## Given problem:
Select, from the material below, each line with "ดำเน" in it.

•••••

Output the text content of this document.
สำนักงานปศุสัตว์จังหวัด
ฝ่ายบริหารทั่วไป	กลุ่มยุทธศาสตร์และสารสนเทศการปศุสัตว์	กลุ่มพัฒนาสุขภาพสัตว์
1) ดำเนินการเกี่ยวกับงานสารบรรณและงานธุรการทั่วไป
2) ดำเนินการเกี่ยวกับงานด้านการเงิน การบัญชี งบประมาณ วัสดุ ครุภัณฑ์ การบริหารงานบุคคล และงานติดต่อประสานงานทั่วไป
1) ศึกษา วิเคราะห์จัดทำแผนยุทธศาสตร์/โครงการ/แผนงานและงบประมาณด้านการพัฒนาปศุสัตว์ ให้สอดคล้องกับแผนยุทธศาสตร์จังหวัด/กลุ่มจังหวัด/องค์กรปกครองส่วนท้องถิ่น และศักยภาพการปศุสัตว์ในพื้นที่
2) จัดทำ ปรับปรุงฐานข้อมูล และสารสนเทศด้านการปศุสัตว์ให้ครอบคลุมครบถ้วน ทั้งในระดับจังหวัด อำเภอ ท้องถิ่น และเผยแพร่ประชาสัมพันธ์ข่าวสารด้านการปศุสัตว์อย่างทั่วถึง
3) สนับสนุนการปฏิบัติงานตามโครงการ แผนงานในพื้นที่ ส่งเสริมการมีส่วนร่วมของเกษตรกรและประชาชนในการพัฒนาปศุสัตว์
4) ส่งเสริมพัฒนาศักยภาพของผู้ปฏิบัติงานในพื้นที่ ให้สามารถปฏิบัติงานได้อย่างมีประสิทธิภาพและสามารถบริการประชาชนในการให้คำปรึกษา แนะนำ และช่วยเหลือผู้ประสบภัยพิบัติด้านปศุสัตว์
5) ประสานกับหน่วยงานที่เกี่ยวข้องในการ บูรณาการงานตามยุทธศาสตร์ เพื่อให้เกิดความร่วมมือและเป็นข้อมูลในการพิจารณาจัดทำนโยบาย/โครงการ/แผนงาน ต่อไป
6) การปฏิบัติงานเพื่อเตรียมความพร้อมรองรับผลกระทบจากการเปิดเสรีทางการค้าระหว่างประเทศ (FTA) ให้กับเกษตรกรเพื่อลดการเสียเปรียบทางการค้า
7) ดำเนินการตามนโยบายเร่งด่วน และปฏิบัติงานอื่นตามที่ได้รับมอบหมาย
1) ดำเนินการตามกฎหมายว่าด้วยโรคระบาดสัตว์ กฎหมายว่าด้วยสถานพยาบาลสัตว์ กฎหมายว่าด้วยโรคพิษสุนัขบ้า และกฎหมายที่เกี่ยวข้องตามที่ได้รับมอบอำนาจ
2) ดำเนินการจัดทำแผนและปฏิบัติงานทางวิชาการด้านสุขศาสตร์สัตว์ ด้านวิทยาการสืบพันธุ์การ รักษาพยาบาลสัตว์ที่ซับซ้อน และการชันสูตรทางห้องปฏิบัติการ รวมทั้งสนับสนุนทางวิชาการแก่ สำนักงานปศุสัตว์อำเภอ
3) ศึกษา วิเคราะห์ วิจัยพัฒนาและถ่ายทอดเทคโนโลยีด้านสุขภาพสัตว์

•••••

## Response for this exercise:
1) ดำเนินการเกี่ยวกับงานสารบรรณและงานธุรการทั่วไป
2) ดำเนินการเกี่ยวกับงานด้านการเงิน การบัญชี งบประมาณ วัสดุ ครุภัณฑ์ การบริหารงานบุคคล และงานติดต่อประสานงานทั่วไป
7) ดำเนินการตามนโยบายเร่งด่วน และปฏิบัติงานอื่นตามที่ได้รับมอบหมาย
1) ดำเนินการตามกฎหมายว่าด้วยโรคระบาดสัตว์ กฎหมายว่าด้วยสถานพยาบาลสัตว์ กฎหมายว่าด้วยโรคพิษสุนัขบ้า และกฎหมายที่เกี่ยวข้องตามที่ได้รับมอบอำนาจ
2) ดำเนินการจัดทำแผนและปฏิบัติงานทางวิชาการด้านสุขศาสตร์สัตว์ ด้านวิทยาการสืบพันธุ์การ รักษาพยาบาลสัตว์ที่ซับซ้อน และการชันสูตรทางห้องปฏิบัติการ รวมทั้งสนับสนุนทางวิชาการแก่ สำนักงานปศุสัตว์อำเภอ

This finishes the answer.